Data entries

----

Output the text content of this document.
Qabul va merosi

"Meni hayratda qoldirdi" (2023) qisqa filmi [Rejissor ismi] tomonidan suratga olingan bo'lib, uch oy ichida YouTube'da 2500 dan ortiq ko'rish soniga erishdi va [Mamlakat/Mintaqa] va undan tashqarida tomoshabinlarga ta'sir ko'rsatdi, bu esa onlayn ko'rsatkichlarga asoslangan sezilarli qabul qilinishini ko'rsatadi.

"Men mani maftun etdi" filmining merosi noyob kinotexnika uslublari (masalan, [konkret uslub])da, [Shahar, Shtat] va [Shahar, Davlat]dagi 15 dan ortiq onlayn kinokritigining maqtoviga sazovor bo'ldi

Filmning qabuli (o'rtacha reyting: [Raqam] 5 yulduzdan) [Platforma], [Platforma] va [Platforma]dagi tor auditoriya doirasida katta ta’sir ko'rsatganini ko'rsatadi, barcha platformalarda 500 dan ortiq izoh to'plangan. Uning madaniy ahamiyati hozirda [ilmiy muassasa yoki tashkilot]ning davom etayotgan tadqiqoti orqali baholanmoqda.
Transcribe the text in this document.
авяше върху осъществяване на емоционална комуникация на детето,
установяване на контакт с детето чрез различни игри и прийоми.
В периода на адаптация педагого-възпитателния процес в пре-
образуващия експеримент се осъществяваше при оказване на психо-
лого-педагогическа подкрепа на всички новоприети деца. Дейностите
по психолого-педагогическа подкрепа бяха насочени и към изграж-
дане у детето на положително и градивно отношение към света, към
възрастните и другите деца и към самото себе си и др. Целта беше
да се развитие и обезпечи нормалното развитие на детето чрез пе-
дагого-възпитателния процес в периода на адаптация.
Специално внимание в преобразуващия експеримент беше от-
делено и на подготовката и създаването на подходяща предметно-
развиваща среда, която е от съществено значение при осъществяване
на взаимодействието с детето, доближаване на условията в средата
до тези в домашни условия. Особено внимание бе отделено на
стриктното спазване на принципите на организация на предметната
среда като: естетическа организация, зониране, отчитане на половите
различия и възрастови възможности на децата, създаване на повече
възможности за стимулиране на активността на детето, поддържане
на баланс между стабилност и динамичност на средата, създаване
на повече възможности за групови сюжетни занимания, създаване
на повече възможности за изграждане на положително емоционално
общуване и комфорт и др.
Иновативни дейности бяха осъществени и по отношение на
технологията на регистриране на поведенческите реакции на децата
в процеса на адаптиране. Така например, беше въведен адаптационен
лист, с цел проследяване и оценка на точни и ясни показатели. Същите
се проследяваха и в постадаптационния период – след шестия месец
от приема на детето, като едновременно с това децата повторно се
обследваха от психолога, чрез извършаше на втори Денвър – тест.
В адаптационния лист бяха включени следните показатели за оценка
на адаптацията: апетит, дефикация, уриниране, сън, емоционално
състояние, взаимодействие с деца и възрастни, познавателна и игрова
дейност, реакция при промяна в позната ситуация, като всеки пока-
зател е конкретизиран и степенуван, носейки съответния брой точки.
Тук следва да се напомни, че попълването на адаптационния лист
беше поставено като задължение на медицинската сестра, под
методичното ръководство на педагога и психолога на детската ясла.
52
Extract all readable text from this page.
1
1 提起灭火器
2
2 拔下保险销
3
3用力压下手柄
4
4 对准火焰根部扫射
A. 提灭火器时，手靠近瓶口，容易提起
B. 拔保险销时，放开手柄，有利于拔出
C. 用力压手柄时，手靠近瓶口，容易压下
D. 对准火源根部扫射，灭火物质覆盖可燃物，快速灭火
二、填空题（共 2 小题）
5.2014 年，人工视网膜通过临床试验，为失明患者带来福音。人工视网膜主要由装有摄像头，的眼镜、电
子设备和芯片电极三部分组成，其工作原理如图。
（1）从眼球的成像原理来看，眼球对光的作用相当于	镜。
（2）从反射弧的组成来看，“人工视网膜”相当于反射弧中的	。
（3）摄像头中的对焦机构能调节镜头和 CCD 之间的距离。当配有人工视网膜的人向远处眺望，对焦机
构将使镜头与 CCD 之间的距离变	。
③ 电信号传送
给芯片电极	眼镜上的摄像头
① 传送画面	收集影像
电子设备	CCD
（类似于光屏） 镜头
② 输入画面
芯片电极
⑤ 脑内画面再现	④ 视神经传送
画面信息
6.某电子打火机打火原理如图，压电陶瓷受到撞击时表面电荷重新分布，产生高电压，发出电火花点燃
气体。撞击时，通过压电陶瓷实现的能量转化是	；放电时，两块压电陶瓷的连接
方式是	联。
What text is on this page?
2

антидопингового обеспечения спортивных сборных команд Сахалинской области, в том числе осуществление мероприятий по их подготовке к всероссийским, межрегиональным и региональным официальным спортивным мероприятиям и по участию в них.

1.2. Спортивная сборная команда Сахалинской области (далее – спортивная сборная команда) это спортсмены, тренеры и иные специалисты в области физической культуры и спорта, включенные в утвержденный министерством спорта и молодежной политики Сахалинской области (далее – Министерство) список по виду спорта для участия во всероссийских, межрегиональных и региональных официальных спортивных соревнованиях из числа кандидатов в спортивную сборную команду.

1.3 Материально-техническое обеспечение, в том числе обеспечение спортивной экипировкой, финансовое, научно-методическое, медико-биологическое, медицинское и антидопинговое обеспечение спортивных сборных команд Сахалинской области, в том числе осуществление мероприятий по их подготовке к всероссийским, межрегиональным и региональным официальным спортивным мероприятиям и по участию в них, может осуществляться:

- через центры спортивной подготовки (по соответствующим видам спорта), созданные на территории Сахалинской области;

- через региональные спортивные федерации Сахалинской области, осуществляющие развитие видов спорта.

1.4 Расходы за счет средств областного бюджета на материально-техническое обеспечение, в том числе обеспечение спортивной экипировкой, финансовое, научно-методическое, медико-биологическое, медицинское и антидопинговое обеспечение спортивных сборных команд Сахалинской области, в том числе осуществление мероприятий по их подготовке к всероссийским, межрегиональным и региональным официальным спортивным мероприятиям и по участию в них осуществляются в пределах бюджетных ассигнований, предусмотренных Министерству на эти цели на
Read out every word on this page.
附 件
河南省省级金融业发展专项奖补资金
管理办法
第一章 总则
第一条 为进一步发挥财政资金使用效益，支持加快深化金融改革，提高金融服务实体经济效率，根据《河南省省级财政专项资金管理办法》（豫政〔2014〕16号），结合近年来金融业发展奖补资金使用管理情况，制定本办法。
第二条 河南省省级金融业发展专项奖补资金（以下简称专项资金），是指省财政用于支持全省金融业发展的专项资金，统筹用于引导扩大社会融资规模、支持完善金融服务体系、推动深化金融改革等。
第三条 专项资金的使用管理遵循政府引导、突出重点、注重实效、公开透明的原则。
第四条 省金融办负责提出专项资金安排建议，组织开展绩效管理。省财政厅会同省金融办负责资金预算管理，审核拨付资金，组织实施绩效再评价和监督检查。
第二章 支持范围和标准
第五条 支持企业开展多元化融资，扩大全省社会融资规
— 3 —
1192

----

Each line holding "периода" must be found and copied.

В периода на адаптация педагого-възпитателния процес в пре-
дагого-възпитателния процес в периода на адаптация.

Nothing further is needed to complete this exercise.